--- Supplied entries ---
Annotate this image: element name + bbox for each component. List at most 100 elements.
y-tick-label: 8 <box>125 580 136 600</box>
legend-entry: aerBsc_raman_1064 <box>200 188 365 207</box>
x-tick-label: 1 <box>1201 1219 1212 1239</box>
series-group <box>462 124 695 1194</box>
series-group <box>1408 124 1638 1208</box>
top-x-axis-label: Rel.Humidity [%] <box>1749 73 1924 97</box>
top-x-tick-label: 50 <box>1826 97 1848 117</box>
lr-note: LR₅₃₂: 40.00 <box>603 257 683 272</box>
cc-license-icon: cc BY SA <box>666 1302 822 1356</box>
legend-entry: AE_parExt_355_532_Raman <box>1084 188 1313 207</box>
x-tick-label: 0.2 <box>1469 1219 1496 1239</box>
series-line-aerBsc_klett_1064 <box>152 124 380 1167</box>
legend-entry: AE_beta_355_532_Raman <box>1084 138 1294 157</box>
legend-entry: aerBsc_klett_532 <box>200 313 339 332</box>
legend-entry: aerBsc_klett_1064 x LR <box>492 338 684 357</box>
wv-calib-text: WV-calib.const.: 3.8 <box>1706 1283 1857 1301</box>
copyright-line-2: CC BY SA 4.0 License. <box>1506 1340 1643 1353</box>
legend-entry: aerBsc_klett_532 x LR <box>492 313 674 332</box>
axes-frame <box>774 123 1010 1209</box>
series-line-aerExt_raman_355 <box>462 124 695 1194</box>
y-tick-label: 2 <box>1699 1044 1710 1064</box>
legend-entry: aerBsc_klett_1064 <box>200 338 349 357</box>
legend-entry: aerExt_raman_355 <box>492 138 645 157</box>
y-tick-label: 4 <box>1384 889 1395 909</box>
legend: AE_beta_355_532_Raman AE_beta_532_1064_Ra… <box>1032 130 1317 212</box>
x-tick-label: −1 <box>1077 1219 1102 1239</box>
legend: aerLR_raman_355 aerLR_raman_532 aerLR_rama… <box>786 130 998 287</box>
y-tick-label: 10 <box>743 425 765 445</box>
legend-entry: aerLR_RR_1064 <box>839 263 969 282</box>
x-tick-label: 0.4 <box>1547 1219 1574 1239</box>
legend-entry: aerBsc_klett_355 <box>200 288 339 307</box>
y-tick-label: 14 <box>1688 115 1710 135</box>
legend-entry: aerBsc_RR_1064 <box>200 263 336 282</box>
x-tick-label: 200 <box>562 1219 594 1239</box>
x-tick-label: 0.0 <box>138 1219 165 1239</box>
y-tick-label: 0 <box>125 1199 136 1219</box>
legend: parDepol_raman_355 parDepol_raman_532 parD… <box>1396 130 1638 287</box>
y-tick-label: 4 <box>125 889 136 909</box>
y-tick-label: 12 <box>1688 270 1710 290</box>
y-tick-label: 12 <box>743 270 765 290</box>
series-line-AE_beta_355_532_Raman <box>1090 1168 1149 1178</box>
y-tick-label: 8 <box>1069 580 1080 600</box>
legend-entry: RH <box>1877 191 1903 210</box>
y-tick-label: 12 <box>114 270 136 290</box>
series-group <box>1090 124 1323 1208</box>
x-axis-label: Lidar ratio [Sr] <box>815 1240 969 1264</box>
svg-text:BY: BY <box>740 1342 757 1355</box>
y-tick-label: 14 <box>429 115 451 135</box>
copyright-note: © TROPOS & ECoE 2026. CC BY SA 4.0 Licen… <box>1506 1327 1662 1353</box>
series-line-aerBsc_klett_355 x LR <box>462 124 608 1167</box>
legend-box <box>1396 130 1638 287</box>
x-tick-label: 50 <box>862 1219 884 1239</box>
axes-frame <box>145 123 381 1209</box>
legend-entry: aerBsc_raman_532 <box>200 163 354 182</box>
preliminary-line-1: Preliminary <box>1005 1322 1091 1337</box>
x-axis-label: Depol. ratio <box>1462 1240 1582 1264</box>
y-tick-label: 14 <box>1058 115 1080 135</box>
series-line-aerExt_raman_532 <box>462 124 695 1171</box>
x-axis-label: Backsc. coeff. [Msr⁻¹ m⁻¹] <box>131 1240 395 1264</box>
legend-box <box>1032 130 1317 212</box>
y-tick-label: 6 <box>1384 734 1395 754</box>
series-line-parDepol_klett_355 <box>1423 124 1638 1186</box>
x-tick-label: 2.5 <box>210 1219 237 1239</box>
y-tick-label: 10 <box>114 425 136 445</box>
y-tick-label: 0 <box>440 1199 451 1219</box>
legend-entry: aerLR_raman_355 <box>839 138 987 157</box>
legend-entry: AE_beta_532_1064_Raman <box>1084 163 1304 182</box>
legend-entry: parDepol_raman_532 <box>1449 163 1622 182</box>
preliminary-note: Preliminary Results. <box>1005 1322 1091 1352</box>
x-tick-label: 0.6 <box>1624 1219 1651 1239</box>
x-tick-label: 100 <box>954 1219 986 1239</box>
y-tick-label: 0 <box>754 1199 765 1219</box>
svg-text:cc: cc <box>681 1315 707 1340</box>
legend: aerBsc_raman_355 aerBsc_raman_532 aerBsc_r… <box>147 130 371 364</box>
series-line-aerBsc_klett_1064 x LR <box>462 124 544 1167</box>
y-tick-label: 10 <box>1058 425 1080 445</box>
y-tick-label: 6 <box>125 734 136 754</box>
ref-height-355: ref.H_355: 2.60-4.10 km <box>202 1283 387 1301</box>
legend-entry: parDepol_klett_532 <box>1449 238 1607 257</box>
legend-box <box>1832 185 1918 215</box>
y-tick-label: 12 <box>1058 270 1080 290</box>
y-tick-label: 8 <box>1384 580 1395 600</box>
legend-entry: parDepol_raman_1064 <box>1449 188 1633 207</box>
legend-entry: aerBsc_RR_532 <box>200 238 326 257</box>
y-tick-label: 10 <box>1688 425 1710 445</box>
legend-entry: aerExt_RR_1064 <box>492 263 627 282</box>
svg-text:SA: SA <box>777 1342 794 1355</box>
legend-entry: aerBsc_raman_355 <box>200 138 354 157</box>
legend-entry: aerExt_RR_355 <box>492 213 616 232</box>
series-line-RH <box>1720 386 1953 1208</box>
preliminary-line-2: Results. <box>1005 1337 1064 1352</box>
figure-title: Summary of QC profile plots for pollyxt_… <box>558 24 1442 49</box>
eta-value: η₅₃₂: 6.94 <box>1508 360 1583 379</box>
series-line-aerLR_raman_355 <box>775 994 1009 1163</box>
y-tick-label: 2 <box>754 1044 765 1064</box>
---
- _What the task requires_
Copy out all of the entries in the source data above, in the same order and with no changes.

- _Solution to the problem_
Annotate this image: element name + bbox for each component. List at most 100 elements.
y-tick-label: 8 <box>125 580 136 600</box>
legend-entry: aerBsc_raman_1064 <box>200 188 365 207</box>
x-tick-label: 1 <box>1201 1219 1212 1239</box>
series-group <box>462 124 695 1194</box>
series-group <box>1408 124 1638 1208</box>
top-x-axis-label: Rel.Humidity [%] <box>1749 73 1924 97</box>
top-x-tick-label: 50 <box>1826 97 1848 117</box>
lr-note: LR₅₃₂: 40.00 <box>603 257 683 272</box>
cc-license-icon: cc BY SA <box>666 1302 822 1356</box>
legend-entry: AE_parExt_355_532_Raman <box>1084 188 1313 207</box>
x-tick-label: 0.2 <box>1469 1219 1496 1239</box>
series-line-aerBsc_klett_1064 <box>152 124 380 1167</box>
legend-entry: AE_beta_355_532_Raman <box>1084 138 1294 157</box>
legend-entry: aerBsc_klett_532 <box>200 313 339 332</box>
legend-entry: aerBsc_klett_1064 x LR <box>492 338 684 357</box>
wv-calib-text: WV-calib.const.: 3.8 <box>1706 1283 1857 1301</box>
copyright-line-2: CC BY SA 4.0 License. <box>1506 1340 1643 1353</box>
legend-entry: aerBsc_klett_532 x LR <box>492 313 674 332</box>
axes-frame <box>774 123 1010 1209</box>
series-line-aerExt_raman_355 <box>462 124 695 1194</box>
y-tick-label: 2 <box>1699 1044 1710 1064</box>
legend-entry: aerBsc_klett_1064 <box>200 338 349 357</box>
legend-entry: aerExt_raman_355 <box>492 138 645 157</box>
y-tick-label: 4 <box>1384 889 1395 909</box>
legend: AE_beta_355_532_Raman AE_beta_532_1064_Ra… <box>1032 130 1317 212</box>
x-tick-label: −1 <box>1077 1219 1102 1239</box>
legend: aerLR_raman_355 aerLR_raman_532 aerLR_rama… <box>786 130 998 287</box>
y-tick-label: 10 <box>743 425 765 445</box>
legend-entry: aerLR_RR_1064 <box>839 263 969 282</box>
x-tick-label: 0.4 <box>1547 1219 1574 1239</box>
legend-entry: aerBsc_klett_355 <box>200 288 339 307</box>
y-tick-label: 14 <box>1688 115 1710 135</box>
legend-entry: aerBsc_RR_1064 <box>200 263 336 282</box>
x-tick-label: 200 <box>562 1219 594 1239</box>
x-tick-label: 0.0 <box>138 1219 165 1239</box>
y-tick-label: 0 <box>125 1199 136 1219</box>
legend: parDepol_raman_355 parDepol_raman_532 parD… <box>1396 130 1638 287</box>
y-tick-label: 4 <box>125 889 136 909</box>
y-tick-label: 12 <box>1688 270 1710 290</box>
y-tick-label: 12 <box>743 270 765 290</box>
series-line-AE_beta_355_532_Raman <box>1090 1168 1149 1178</box>
y-tick-label: 8 <box>1069 580 1080 600</box>
legend-entry: RH <box>1877 191 1903 210</box>
y-tick-label: 12 <box>114 270 136 290</box>
series-group <box>1090 124 1323 1208</box>
x-axis-label: Lidar ratio [Sr] <box>815 1240 969 1264</box>
svg-text:BY: BY <box>740 1342 757 1355</box>
y-tick-label: 14 <box>429 115 451 135</box>
copyright-note: © TROPOS & ECoE 2026. CC BY SA 4.0 Licen… <box>1506 1327 1662 1353</box>
series-line-aerBsc_klett_355 x LR <box>462 124 608 1167</box>
legend-box <box>1396 130 1638 287</box>
x-tick-label: 50 <box>862 1219 884 1239</box>
axes-frame <box>145 123 381 1209</box>
legend-entry: aerBsc_raman_532 <box>200 163 354 182</box>
preliminary-line-1: Preliminary <box>1005 1322 1091 1337</box>
x-axis-label: Depol. ratio <box>1462 1240 1582 1264</box>
y-tick-label: 14 <box>1058 115 1080 135</box>
series-line-aerExt_raman_532 <box>462 124 695 1171</box>
x-axis-label: Backsc. coeff. [Msr⁻¹ m⁻¹] <box>131 1240 395 1264</box>
legend-box <box>1032 130 1317 212</box>
y-tick-label: 6 <box>1384 734 1395 754</box>
series-line-parDepol_klett_355 <box>1423 124 1638 1186</box>
x-tick-label: 2.5 <box>210 1219 237 1239</box>
y-tick-label: 10 <box>114 425 136 445</box>
y-tick-label: 0 <box>440 1199 451 1219</box>
legend-entry: aerLR_raman_355 <box>839 138 987 157</box>
legend-entry: AE_beta_532_1064_Raman <box>1084 163 1304 182</box>
legend-entry: parDepol_raman_532 <box>1449 163 1622 182</box>
preliminary-note: Preliminary Results. <box>1005 1322 1091 1352</box>
x-tick-label: 0.6 <box>1624 1219 1651 1239</box>
x-tick-label: 100 <box>954 1219 986 1239</box>
y-tick-label: 0 <box>754 1199 765 1219</box>
svg-text:cc: cc <box>681 1315 707 1340</box>
legend: aerBsc_raman_355 aerBsc_raman_532 aerBsc_r… <box>147 130 371 364</box>
series-line-aerBsc_klett_1064 x LR <box>462 124 544 1167</box>
y-tick-label: 10 <box>1058 425 1080 445</box>
y-tick-label: 6 <box>125 734 136 754</box>
ref-height-355: ref.H_355: 2.60-4.10 km <box>202 1283 387 1301</box>
legend-entry: parDepol_klett_532 <box>1449 238 1607 257</box>
legend-box <box>1832 185 1918 215</box>
y-tick-label: 12 <box>1058 270 1080 290</box>
y-tick-label: 8 <box>1384 580 1395 600</box>
legend-entry: parDepol_raman_1064 <box>1449 188 1633 207</box>
legend-entry: aerBsc_RR_532 <box>200 238 326 257</box>
y-tick-label: 10 <box>1688 425 1710 445</box>
legend-entry: aerExt_RR_1064 <box>492 263 627 282</box>
svg-text:SA: SA <box>777 1342 794 1355</box>
legend-entry: aerBsc_raman_355 <box>200 138 354 157</box>
legend-entry: aerExt_RR_355 <box>492 213 616 232</box>
series-line-RH <box>1720 386 1953 1208</box>
preliminary-line-2: Results. <box>1005 1337 1064 1352</box>
figure-title: Summary of QC profile plots for pollyxt_… <box>558 24 1442 49</box>
eta-value: η₅₃₂: 6.94 <box>1508 360 1583 379</box>
series-line-aerLR_raman_355 <box>775 994 1009 1163</box>
y-tick-label: 2 <box>754 1044 765 1064</box>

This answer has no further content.